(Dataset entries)
________________________________________
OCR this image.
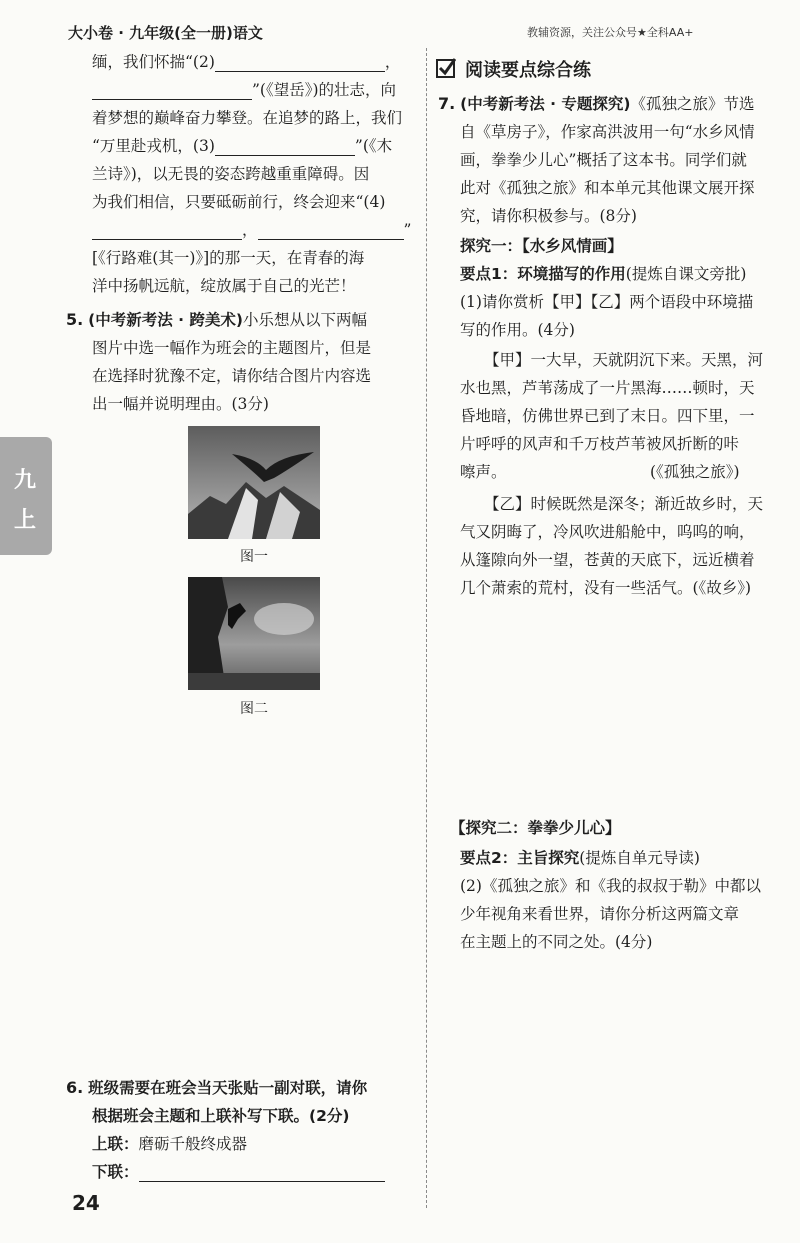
大小卷 · 九年级(全一册)语文	教辅资源，关注公众号★全科AA+
缅，我们怀揣“(2)	，
”(《望岳》)的壮志，向
着梦想的巅峰奋力攀登。在追梦的路上，我们
“万里赴戎机，(3)	”(《木
兰诗》)，以无畏的姿态跨越重重障碍。因
为我们相信，只要砥砺前行，终会迎来“(4)
，	”
[《行路难(其一)》]的那一天，在青春的海
洋中扬帆远航，绽放属于自己的光芒！
5. (中考新考法 · 跨美术)小乐想从以下两幅
图片中选一幅作为班会的主题图片，但是
在选择时犹豫不定，请你结合图片内容选
出一幅并说明理由。(3分)
图一
图二
6. 班级需要在班会当天张贴一副对联，请你
根据班会主题和上联补写下联。(2分)
上联：磨砺千般终成器
下联：
九
上
24
阅读要点综合练
7. (中考新考法 · 专题探究)《孤独之旅》节选
自《草房子》，作家高洪波用一句“水乡风情
画，拳拳少儿心”概括了这本书。同学们就
此对《孤独之旅》和本单元其他课文展开探
究，请你积极参与。(8分)
探究一：【水乡风情画】
要点1：环境描写的作用(提炼自课文旁批)
(1)请你赏析【甲】【乙】两个语段中环境描
写的作用。(4分)
【甲】一大早，天就阴沉下来。天黑，河
水也黑，芦苇荡成了一片黑海……顿时，天
昏地暗，仿佛世界已到了末日。四下里，一
片呼呼的风声和千万枝芦苇被风折断的咔
嚓声。	(《孤独之旅》)
【乙】时候既然是深冬；渐近故乡时，天
气又阴晦了，冷风吹进船舱中，呜呜的响，
从篷隙向外一望，苍黄的天底下，远近横着
几个萧索的荒村，没有一些活气。(《故乡》)
【探究二：拳拳少儿心】
要点2：主旨探究(提炼自单元导读)
(2)《孤独之旅》和《我的叔叔于勒》中都以
少年视角来看世界，请你分析这两篇文章
在主题上的不同之处。(4分)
________________________________________
-- What you are asked to do --
Output, exactly, all the records above; include no pictures.

-- Written answer --
OCR this image.
大小卷 · 九年级(全一册)语文	教辅资源，关注公众号★全科AA+
缅，我们怀揣“(2)	，
”(《望岳》)的壮志，向
着梦想的巅峰奋力攀登。在追梦的路上，我们
“万里赴戎机，(3)	”(《木
兰诗》)，以无畏的姿态跨越重重障碍。因
为我们相信，只要砥砺前行，终会迎来“(4)
，	”
[《行路难(其一)》]的那一天，在青春的海
洋中扬帆远航，绽放属于自己的光芒！
5. (中考新考法 · 跨美术)小乐想从以下两幅
图片中选一幅作为班会的主题图片，但是
在选择时犹豫不定，请你结合图片内容选
出一幅并说明理由。(3分)
图一
图二
6. 班级需要在班会当天张贴一副对联，请你
根据班会主题和上联补写下联。(2分)
上联：磨砺千般终成器
下联：
九
上
24
阅读要点综合练
7. (中考新考法 · 专题探究)《孤独之旅》节选
自《草房子》，作家高洪波用一句“水乡风情
画，拳拳少儿心”概括了这本书。同学们就
此对《孤独之旅》和本单元其他课文展开探
究，请你积极参与。(8分)
探究一：【水乡风情画】
要点1：环境描写的作用(提炼自课文旁批)
(1)请你赏析【甲】【乙】两个语段中环境描
写的作用。(4分)
【甲】一大早，天就阴沉下来。天黑，河
水也黑，芦苇荡成了一片黑海……顿时，天
昏地暗，仿佛世界已到了末日。四下里，一
片呼呼的风声和千万枝芦苇被风折断的咔
嚓声。	(《孤独之旅》)
【乙】时候既然是深冬；渐近故乡时，天
气又阴晦了，冷风吹进船舱中，呜呜的响，
从篷隙向外一望，苍黄的天底下，远近横着
几个萧索的荒村，没有一些活气。(《故乡》)
【探究二：拳拳少儿心】
要点2：主旨探究(提炼自单元导读)
(2)《孤独之旅》和《我的叔叔于勒》中都以
少年视角来看世界，请你分析这两篇文章
在主题上的不同之处。(4分)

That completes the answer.